---- DATASET RECORDS
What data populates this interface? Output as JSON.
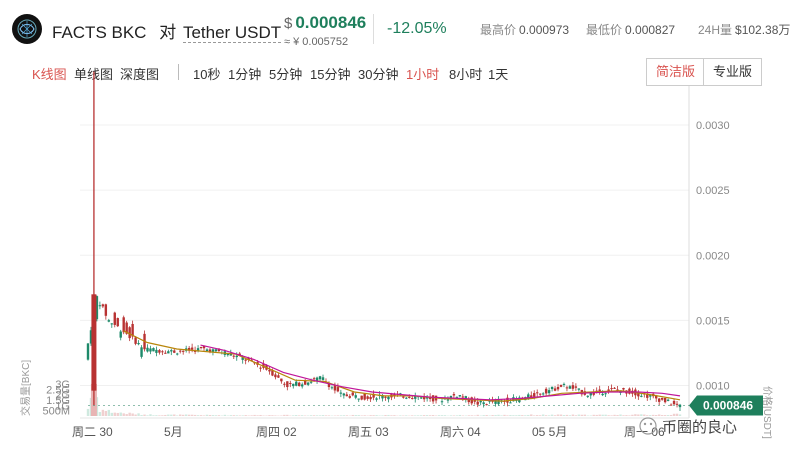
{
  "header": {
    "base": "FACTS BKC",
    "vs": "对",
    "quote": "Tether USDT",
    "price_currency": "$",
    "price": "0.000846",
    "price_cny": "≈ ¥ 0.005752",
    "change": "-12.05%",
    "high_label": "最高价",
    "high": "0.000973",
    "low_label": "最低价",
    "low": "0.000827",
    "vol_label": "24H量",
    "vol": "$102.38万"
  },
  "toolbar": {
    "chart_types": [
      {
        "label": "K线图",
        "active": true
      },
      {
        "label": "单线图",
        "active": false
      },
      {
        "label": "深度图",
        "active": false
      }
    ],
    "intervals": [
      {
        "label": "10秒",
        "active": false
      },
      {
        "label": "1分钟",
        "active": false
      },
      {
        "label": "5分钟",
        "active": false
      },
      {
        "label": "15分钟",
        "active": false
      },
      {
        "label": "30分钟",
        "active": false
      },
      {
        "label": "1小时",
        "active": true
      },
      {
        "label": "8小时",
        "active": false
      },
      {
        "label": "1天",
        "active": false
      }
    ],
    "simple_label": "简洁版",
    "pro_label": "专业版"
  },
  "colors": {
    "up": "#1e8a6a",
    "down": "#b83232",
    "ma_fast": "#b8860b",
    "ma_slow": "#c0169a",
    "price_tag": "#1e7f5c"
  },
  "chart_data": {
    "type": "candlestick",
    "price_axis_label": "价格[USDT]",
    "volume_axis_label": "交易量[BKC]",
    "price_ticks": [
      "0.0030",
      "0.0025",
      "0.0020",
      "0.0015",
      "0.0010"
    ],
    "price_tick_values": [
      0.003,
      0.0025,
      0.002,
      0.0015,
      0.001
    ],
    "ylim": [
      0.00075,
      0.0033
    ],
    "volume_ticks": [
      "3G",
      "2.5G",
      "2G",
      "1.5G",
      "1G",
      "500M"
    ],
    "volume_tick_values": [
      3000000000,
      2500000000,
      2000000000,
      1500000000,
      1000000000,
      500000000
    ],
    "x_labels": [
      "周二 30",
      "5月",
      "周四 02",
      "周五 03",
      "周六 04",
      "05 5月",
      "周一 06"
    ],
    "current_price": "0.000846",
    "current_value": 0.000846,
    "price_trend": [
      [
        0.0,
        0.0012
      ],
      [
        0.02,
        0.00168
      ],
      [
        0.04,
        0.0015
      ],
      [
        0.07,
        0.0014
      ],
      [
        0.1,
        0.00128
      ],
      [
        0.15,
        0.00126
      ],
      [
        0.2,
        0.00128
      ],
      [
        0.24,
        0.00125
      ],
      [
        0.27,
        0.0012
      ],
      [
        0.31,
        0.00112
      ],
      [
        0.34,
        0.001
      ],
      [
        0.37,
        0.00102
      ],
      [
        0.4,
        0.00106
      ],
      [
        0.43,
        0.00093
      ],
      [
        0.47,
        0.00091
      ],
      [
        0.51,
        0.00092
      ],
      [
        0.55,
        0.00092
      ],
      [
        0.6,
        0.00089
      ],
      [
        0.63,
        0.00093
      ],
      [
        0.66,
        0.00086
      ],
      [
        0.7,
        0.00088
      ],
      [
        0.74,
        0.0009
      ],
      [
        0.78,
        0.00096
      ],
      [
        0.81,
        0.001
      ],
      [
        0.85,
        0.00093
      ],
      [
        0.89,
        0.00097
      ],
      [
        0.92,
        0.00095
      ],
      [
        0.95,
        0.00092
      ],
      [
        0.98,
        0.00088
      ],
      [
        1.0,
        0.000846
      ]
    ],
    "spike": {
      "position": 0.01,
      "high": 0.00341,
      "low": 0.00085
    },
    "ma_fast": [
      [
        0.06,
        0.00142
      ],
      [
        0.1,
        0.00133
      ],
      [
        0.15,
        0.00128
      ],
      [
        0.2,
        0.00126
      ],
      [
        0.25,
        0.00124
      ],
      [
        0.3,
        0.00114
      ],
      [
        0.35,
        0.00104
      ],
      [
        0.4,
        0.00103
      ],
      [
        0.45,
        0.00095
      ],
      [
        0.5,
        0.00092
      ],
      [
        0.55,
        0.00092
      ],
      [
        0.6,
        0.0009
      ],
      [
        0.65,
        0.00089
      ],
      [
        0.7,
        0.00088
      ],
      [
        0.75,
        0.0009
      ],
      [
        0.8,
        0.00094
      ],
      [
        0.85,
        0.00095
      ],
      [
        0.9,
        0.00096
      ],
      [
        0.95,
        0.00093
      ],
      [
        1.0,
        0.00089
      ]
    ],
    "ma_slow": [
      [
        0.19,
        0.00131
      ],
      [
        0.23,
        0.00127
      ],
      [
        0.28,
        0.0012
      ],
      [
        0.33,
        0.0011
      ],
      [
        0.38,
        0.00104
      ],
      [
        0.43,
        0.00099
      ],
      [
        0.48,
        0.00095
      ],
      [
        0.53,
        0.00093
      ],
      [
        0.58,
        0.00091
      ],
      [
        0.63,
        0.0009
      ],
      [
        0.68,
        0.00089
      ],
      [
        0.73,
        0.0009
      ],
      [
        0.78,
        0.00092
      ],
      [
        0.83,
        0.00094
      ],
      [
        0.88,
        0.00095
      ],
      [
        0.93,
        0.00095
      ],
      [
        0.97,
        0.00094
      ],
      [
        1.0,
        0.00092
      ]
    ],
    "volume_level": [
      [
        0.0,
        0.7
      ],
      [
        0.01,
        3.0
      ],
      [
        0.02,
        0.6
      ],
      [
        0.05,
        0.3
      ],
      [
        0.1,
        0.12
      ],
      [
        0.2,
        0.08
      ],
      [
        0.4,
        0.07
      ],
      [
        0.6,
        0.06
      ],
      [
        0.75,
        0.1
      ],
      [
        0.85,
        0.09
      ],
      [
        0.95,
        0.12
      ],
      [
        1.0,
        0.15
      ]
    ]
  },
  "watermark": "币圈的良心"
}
--------
---- DATASET RECORDS
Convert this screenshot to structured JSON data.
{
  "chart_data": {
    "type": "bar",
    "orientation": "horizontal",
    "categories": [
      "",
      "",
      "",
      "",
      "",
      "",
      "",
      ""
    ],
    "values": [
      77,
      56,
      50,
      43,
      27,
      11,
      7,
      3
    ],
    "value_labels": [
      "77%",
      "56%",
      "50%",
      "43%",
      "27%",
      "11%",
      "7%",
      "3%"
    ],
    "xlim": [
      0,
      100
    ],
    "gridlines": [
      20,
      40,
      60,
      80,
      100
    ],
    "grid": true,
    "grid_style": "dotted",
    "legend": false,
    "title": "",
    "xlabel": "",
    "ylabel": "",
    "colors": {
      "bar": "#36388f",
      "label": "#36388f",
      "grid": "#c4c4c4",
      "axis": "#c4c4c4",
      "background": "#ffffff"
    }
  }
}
--------
_YOUR TASK_. Lines that hold the word "this" are the ones to return, every one of them.

_ANSWER_.
What data populates this interface? Output as JSON.
Convert this screenshot to structured JSON data.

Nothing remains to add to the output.